» **What is needed**: Please reproduce every record, keeping each one exactly as written.

== Input for this task

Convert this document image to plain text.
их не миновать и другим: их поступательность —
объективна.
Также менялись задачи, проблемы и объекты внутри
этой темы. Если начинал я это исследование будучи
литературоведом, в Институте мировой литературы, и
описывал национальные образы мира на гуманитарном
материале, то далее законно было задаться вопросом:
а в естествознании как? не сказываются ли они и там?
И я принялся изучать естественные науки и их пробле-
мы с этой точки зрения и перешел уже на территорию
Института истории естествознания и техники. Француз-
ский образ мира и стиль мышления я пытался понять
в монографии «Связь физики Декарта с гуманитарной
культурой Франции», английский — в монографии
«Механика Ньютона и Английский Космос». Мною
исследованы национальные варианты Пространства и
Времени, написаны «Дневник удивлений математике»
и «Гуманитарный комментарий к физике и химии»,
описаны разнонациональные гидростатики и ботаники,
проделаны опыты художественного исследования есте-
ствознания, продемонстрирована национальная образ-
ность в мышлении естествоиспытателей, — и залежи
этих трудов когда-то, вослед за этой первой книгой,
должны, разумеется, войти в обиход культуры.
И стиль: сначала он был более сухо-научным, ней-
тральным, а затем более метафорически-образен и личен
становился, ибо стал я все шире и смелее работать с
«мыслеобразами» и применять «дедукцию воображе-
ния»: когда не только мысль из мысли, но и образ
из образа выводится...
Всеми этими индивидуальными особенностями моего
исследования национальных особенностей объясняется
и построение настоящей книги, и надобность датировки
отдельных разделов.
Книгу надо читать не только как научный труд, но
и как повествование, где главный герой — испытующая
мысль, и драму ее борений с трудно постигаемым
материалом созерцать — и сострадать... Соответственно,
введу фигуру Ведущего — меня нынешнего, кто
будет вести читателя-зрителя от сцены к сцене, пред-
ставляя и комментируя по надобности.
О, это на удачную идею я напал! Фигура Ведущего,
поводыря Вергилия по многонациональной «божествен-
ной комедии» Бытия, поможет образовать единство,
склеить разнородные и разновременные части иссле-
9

====

» **Result below**:
Convert this document image to plain text.
их не миновать и другим: их поступательность —
объективна.
Также менялись задачи, проблемы и объекты внутри
этой темы. Если начинал я это исследование будучи
литературоведом, в Институте мировой литературы, и
описывал национальные образы мира на гуманитарном
материале, то далее законно было задаться вопросом:
а в естествознании как? не сказываются ли они и там?
И я принялся изучать естественные науки и их пробле-
мы с этой точки зрения и перешел уже на территорию
Института истории естествознания и техники. Француз-
ский образ мира и стиль мышления я пытался понять
в монографии «Связь физики Декарта с гуманитарной
культурой Франции», английский — в монографии
«Механика Ньютона и Английский Космос». Мною
исследованы национальные варианты Пространства и
Времени, написаны «Дневник удивлений математике»
и «Гуманитарный комментарий к физике и химии»,
описаны разнонациональные гидростатики и ботаники,
проделаны опыты художественного исследования есте-
ствознания, продемонстрирована национальная образ-
ность в мышлении естествоиспытателей, — и залежи
этих трудов когда-то, вослед за этой первой книгой,
должны, разумеется, войти в обиход культуры.
И стиль: сначала он был более сухо-научным, ней-
тральным, а затем более метафорически-образен и личен
становился, ибо стал я все шире и смелее работать с
«мыслеобразами» и применять «дедукцию воображе-
ния»: когда не только мысль из мысли, но и образ
из образа выводится...
Всеми этими индивидуальными особенностями моего
исследования национальных особенностей объясняется
и построение настоящей книги, и надобность датировки
отдельных разделов.
Книгу надо читать не только как научный труд, но
и как повествование, где главный герой — испытующая
мысль, и драму ее борений с трудно постигаемым
материалом созерцать — и сострадать... Соответственно,
введу фигуру Ведущего — меня нынешнего, кто
будет вести читателя-зрителя от сцены к сцене, пред-
ставляя и комментируя по надобности.
О, это на удачную идею я напал! Фигура Ведущего,
поводыря Вергилия по многонациональной «божествен-
ной комедии» Бытия, поможет образовать единство,
склеить разнородные и разновременные части иссле-
9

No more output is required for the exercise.